### PROVIDED RECORDS
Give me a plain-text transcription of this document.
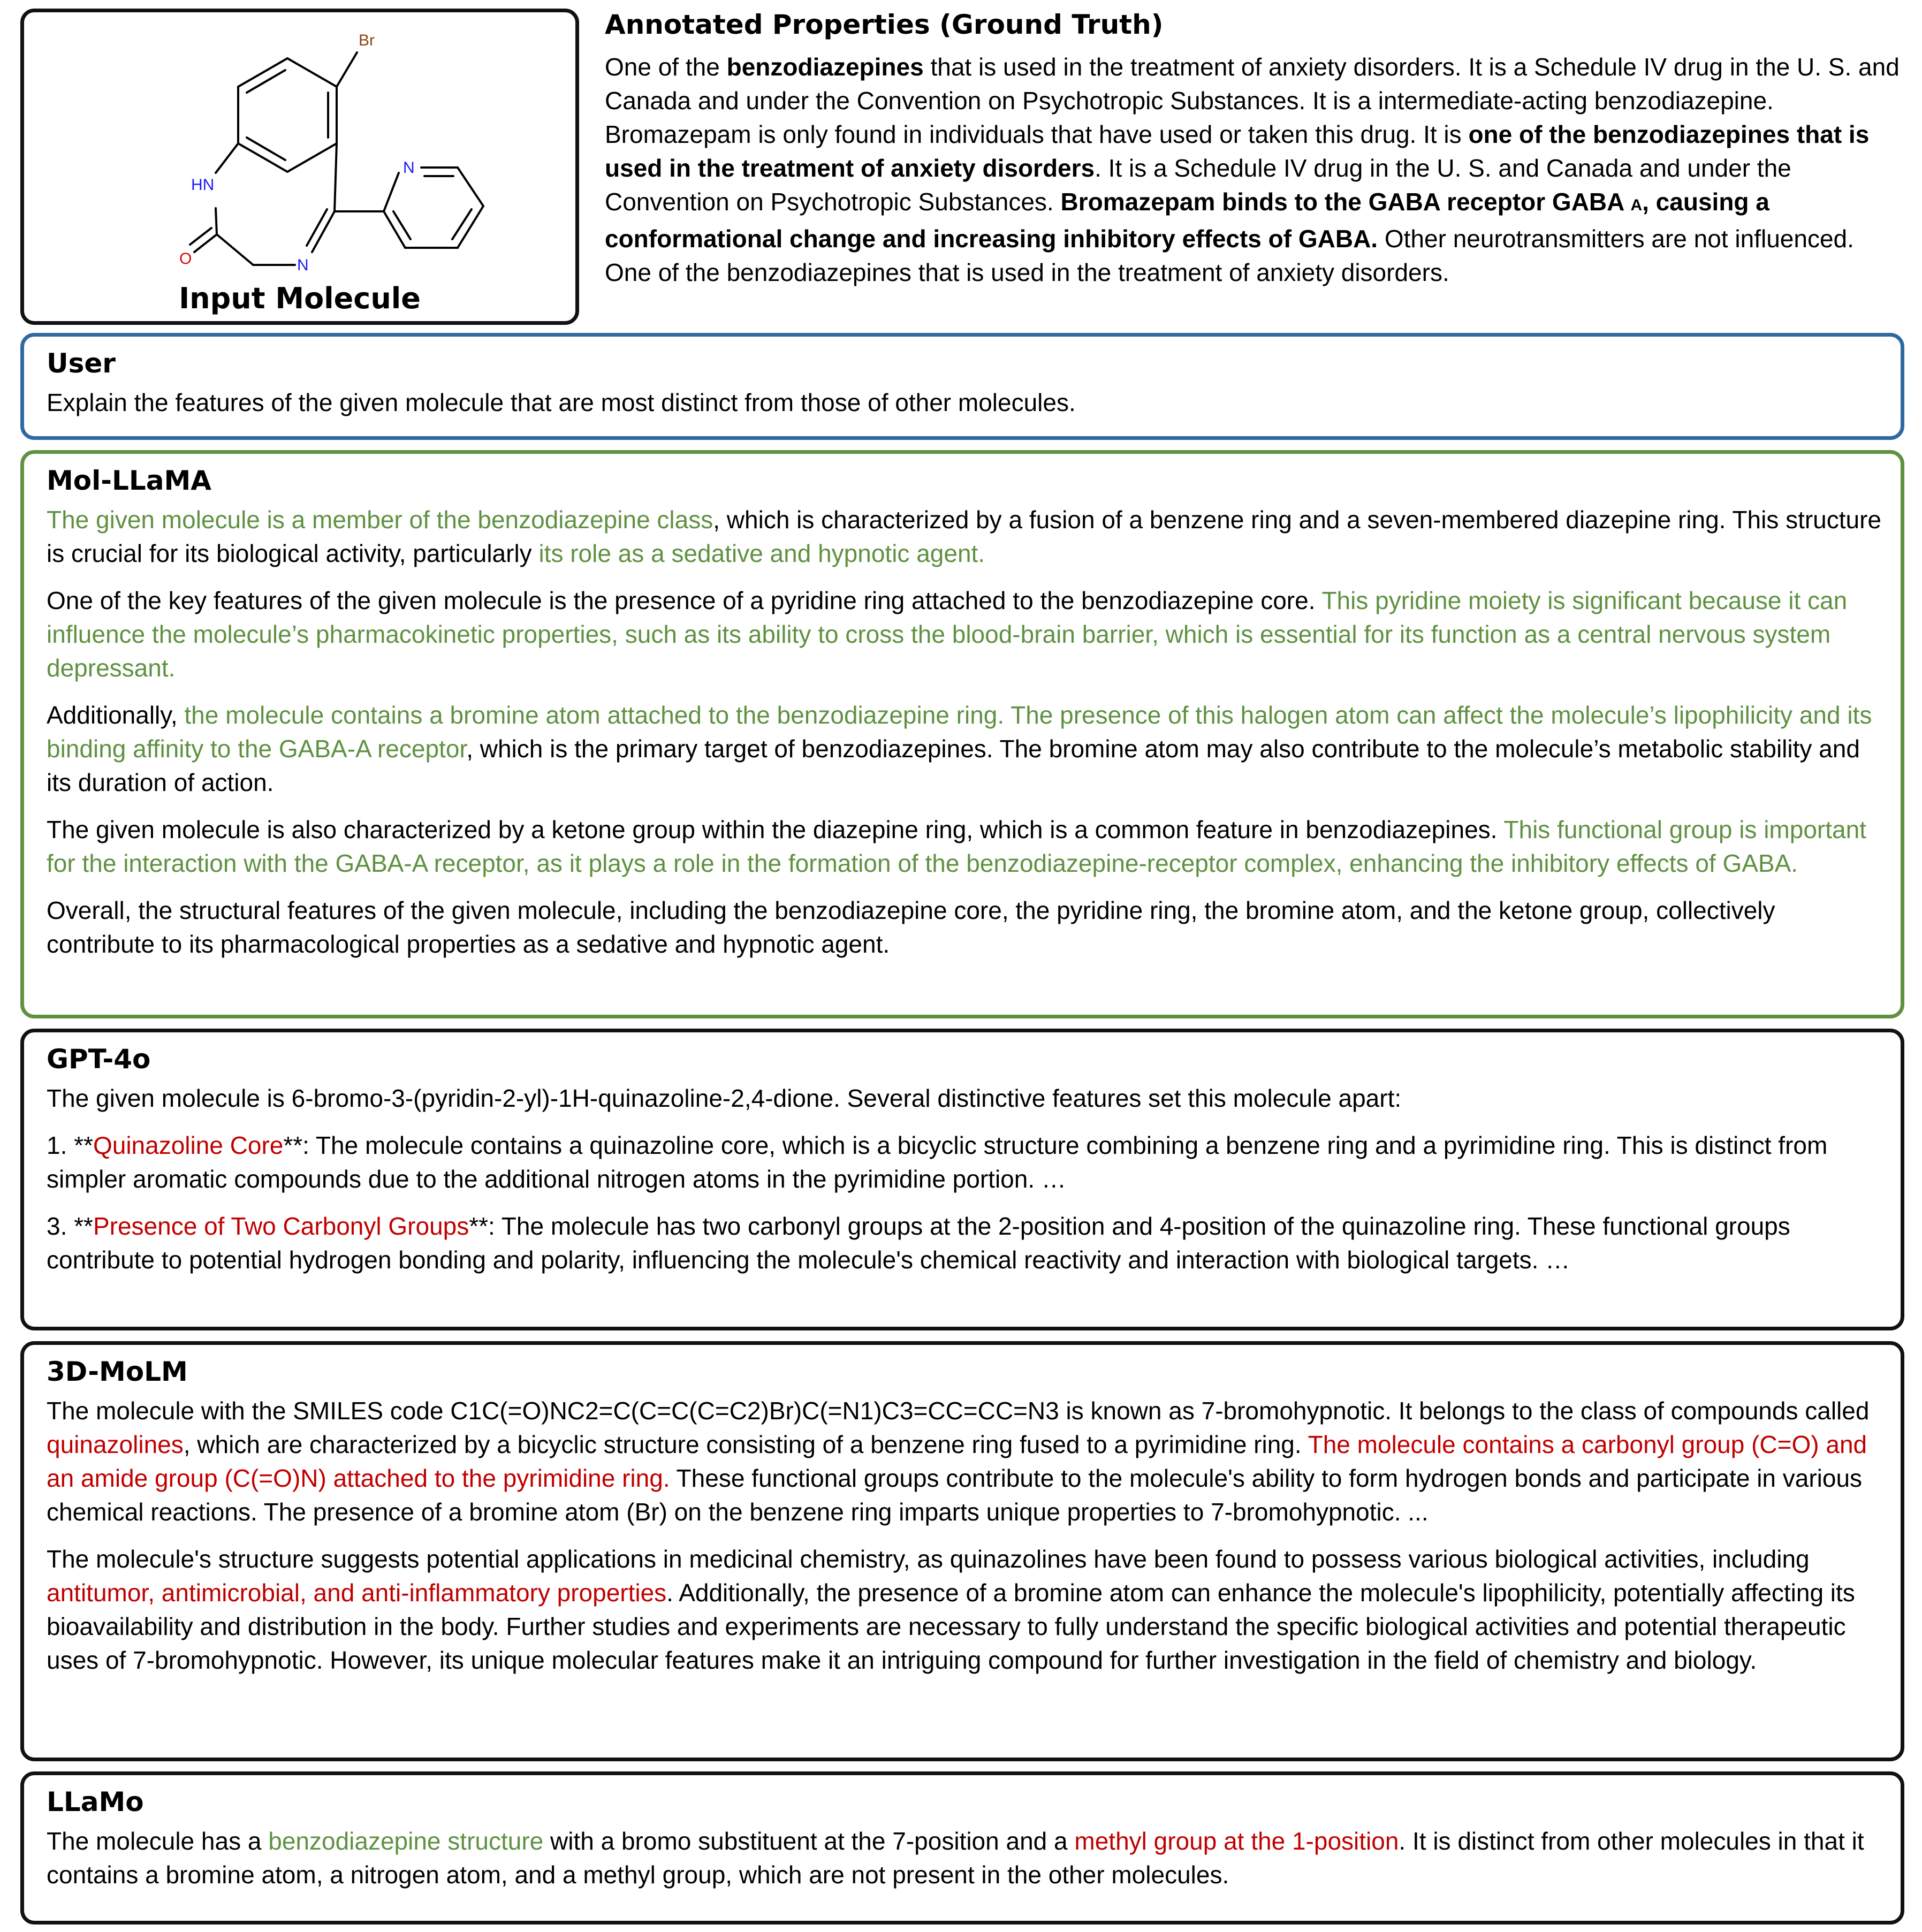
Br
HN
O	N
N
Input Molecule
Annotated Properties (Ground Truth)
One of the benzodiazepines that is used in the treatment of anxiety disorders. It is a Schedule IV drug in the U. S. and Canada and under the Convention on Psychotropic Substances. It is a intermediate-acting benzodiazepine. Bromazepam is only found in individuals that have used or taken this drug. It is one of the benzodiazepines that is used in the treatment of anxiety disorders. It is a Schedule IV drug in the U. S. and Canada and under the Convention on Psychotropic Substances. Bromazepam binds to the GABA receptor GABA A, causing a conformational change and increasing inhibitory effects of GABA. Other neurotransmitters are not influenced. One of the benzodiazepines that is used in the treatment of anxiety disorders.
User
Explain the features of the given molecule that are most distinct from those of other molecules.
Mol-LLaMA

The given molecule is a member of the benzodiazepine class, which is characterized by a fusion of a benzene ring and a seven-membered diazepine ring. This structure is crucial for its biological activity, particularly its role as a sedative and hypnotic agent.

One of the key features of the given molecule is the presence of a pyridine ring attached to the benzodiazepine core. This pyridine moiety is significant because it can influence the molecule’s pharmacokinetic properties, such as its ability to cross the blood-brain barrier, which is essential for its function as a central nervous system depressant.

Additionally, the molecule contains a bromine atom attached to the benzodiazepine ring. The presence of this halogen atom can affect the molecule’s lipophilicity and its binding affinity to the GABA-A receptor, which is the primary target of benzodiazepines. The bromine atom may also contribute to the molecule’s metabolic stability and its duration of action.

The given molecule is also characterized by a ketone group within the diazepine ring, which is a common feature in benzodiazepines. This functional group is important for the interaction with the GABA-A receptor, as it plays a role in the formation of the benzodiazepine-receptor complex, enhancing the inhibitory effects of GABA.

Overall, the structural features of the given molecule, including the benzodiazepine core, the pyridine ring, the bromine atom, and the ketone group, collectively contribute to its pharmacological properties as a sedative and hypnotic agent.

GPT-4o

The given molecule is 6-bromo-3-(pyridin-2-yl)-1H-quinazoline-2,4-dione. Several distinctive features set this molecule apart:

1. **Quinazoline Core**: The molecule contains a quinazoline core, which is a bicyclic structure combining a benzene ring and a pyrimidine ring. This is distinct from simpler aromatic compounds due to the additional nitrogen atoms in the pyrimidine portion. …

3. **Presence of Two Carbonyl Groups**: The molecule has two carbonyl groups at the 2-position and 4-position of the quinazoline ring. These functional groups contribute to potential hydrogen bonding and polarity, influencing the molecule's chemical reactivity and interaction with biological targets. …

3D-MoLM

The molecule with the SMILES code C1C(=O)NC2=C(C=C(C=C2)Br)C(=N1)C3=CC=CC=N3 is known as 7-bromohypnotic. It belongs to the class of compounds called quinazolines, which are characterized by a bicyclic structure consisting of a benzene ring fused to a pyrimidine ring. The molecule contains a carbonyl group (C=O) and an amide group (C(=O)N) attached to the pyrimidine ring. These functional groups contribute to the molecule's ability to form hydrogen bonds and participate in various chemical reactions. The presence of a bromine atom (Br) on the benzene ring imparts unique properties to 7-bromohypnotic. ...

The molecule's structure suggests potential applications in medicinal chemistry, as quinazolines have been found to possess various biological activities, including antitumor, antimicrobial, and anti-inflammatory properties. Additionally, the presence of a bromine atom can enhance the molecule's lipophilicity, potentially affecting its bioavailability and distribution in the body. Further studies and experiments are necessary to fully understand the specific biological activities and potential therapeutic uses of 7-bromohypnotic. However, its unique molecular features make it an intriguing compound for further investigation in the field of chemistry and biology.

LLaMo

The molecule has a benzodiazepine structure with a bromo substituent at the 7-position and a methyl group at the 1-position. It is distinct from other molecules in that it contains a bromine atom, a nitrogen atom, and a methyl group, which are not present in the other molecules.
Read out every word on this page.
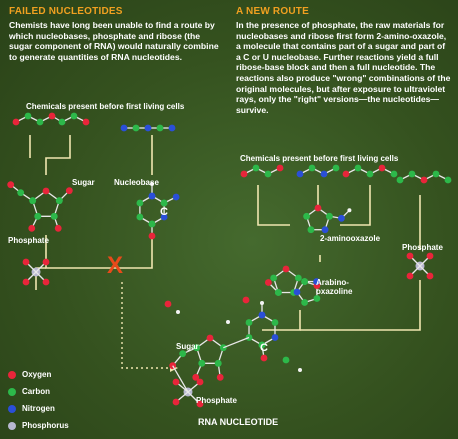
FAILED NUCLEOTIDES
Chemists have long been unable to find a route by which nucleobases, phosphate and ribose (the sugar component of RNA) would naturally combine to generate quantities of RNA nucleotides.
Chemicals present before first living cells
Sugar Nucleobase
C
Phosphate
X
A NEW ROUTE
In the presence of phosphate, the raw materials for nucleobases and ribose first form 2-amino-oxazole, a molecule that contains part of a sugar and part of a C or U nucleobase. Further reactions yield a full ribose-base block and then a full nucleotide. The reactions also produce "wrong" combinations of the original molecules, but after exposure to ultraviolet rays, only the "right" versions—the nucleotides—survive.
Chemicals present before first living cells
2-aminooxazole
Arabino-oxazoline
Phosphate
Sugar	C
Phosphate
RNA NUCLEOTIDE
Oxygen
Carbon
Nitrogen
Phosphorus
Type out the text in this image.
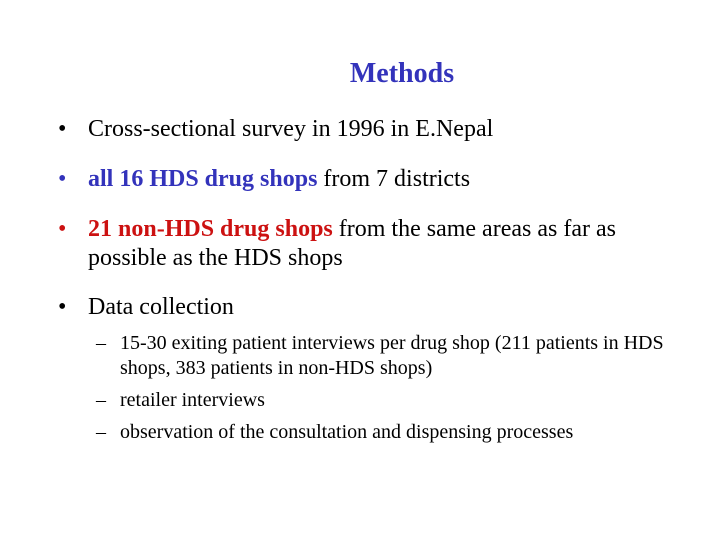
Methods
• Cross-sectional survey in 1996 in E.Nepal
• all 16 HDS drug shops from 7 districts
• 21 non-HDS drug shops from the same areas as far as possible as the HDS shops
• Data collection
– 15-30 exiting patient interviews per drug shop (211 patients in HDS shops, 383 patients in non-HDS shops)
– retailer interviews
– observation of the consultation and dispensing processes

### WHAT THE TASK ASKS
Set down all entries above again, exactly, without images.

### TASK ANSWER
Give me a plain-text transcription of this document.
Br
HN
O	N
N
Input Molecule
Annotated Properties (Ground Truth)
One of the benzodiazepines that is used in the treatment of anxiety disorders. It is a Schedule IV drug in the U. S. and Canada and under the Convention on Psychotropic Substances. It is a intermediate-acting benzodiazepine. Bromazepam is only found in individuals that have used or taken this drug. It is one of the benzodiazepines that is used in the treatment of anxiety disorders. It is a Schedule IV drug in the U. S. and Canada and under the Convention on Psychotropic Substances. Bromazepam binds to the GABA receptor GABA A, causing a conformational change and increasing inhibitory effects of GABA. Other neurotransmitters are not influenced. One of the benzodiazepines that is used in the treatment of anxiety disorders.
User
Explain the features of the given molecule that are most distinct from those of other molecules.
Mol-LLaMA

The given molecule is a member of the benzodiazepine class, which is characterized by a fusion of a benzene ring and a seven-membered diazepine ring. This structure is crucial for its biological activity, particularly its role as a sedative and hypnotic agent.

One of the key features of the given molecule is the presence of a pyridine ring attached to the benzodiazepine core. This pyridine moiety is significant because it can influence the molecule’s pharmacokinetic properties, such as its ability to cross the blood-brain barrier, which is essential for its function as a central nervous system depressant.

Additionally, the molecule contains a bromine atom attached to the benzodiazepine ring. The presence of this halogen atom can affect the molecule’s lipophilicity and its binding affinity to the GABA-A receptor, which is the primary target of benzodiazepines. The bromine atom may also contribute to the molecule’s metabolic stability and its duration of action.

The given molecule is also characterized by a ketone group within the diazepine ring, which is a common feature in benzodiazepines. This functional group is important for the interaction with the GABA-A receptor, as it plays a role in the formation of the benzodiazepine-receptor complex, enhancing the inhibitory effects of GABA.

Overall, the structural features of the given molecule, including the benzodiazepine core, the pyridine ring, the bromine atom, and the ketone group, collectively contribute to its pharmacological properties as a sedative and hypnotic agent.

GPT-4o

The given molecule is 6-bromo-3-(pyridin-2-yl)-1H-quinazoline-2,4-dione. Several distinctive features set this molecule apart:

1. **Quinazoline Core**: The molecule contains a quinazoline core, which is a bicyclic structure combining a benzene ring and a pyrimidine ring. This is distinct from simpler aromatic compounds due to the additional nitrogen atoms in the pyrimidine portion. …

3. **Presence of Two Carbonyl Groups**: The molecule has two carbonyl groups at the 2-position and 4-position of the quinazoline ring. These functional groups contribute to potential hydrogen bonding and polarity, influencing the molecule's chemical reactivity and interaction with biological targets. …

3D-MoLM

The molecule with the SMILES code C1C(=O)NC2=C(C=C(C=C2)Br)C(=N1)C3=CC=CC=N3 is known as 7-bromohypnotic. It belongs to the class of compounds called quinazolines, which are characterized by a bicyclic structure consisting of a benzene ring fused to a pyrimidine ring. The molecule contains a carbonyl group (C=O) and an amide group (C(=O)N) attached to the pyrimidine ring. These functional groups contribute to the molecule's ability to form hydrogen bonds and participate in various chemical reactions. The presence of a bromine atom (Br) on the benzene ring imparts unique properties to 7-bromohypnotic. ...

The molecule's structure suggests potential applications in medicinal chemistry, as quinazolines have been found to possess various biological activities, including antitumor, antimicrobial, and anti-inflammatory properties. Additionally, the presence of a bromine atom can enhance the molecule's lipophilicity, potentially affecting its bioavailability and distribution in the body. Further studies and experiments are necessary to fully understand the specific biological activities and potential therapeutic uses of 7-bromohypnotic. However, its unique molecular features make it an intriguing compound for further investigation in the field of chemistry and biology.

LLaMo

The molecule has a benzodiazepine structure with a bromo substituent at the 7-position and a methyl group at the 1-position. It is distinct from other molecules in that it contains a bromine atom, a nitrogen atom, and a methyl group, which are not present in the other molecules.
Read out every word on this page.
FAILED NUCLEOTIDES
Chemists have long been unable to find a route by which nucleobases, phosphate and ribose (the sugar component of RNA) would naturally combine to generate quantities of RNA nucleotides.
Chemicals present before first living cells
Sugar Nucleobase
C
Phosphate
X
A NEW ROUTE
In the presence of phosphate, the raw materials for nucleobases and ribose first form 2-amino-oxazole, a molecule that contains part of a sugar and part of a C or U nucleobase. Further reactions yield a full ribose-base block and then a full nucleotide. The reactions also produce "wrong" combinations of the original molecules, but after exposure to ultraviolet rays, only the "right" versions—the nucleotides—survive.
Chemicals present before first living cells
2-aminooxazole
Arabino-oxazoline
Phosphate
Sugar	C
Phosphate
RNA NUCLEOTIDE
Oxygen
Carbon
Nitrogen
Phosphorus
Type out the text in this image.
Methods
• Cross-sectional survey in 1996 in E.Nepal
• all 16 HDS drug shops from 7 districts
• 21 non-HDS drug shops from the same areas as far as possible as the HDS shops
• Data collection
– 15-30 exiting patient interviews per drug shop (211 patients in HDS shops, 383 patients in non-HDS shops)
– retailer interviews
– observation of the consultation and dispensing processes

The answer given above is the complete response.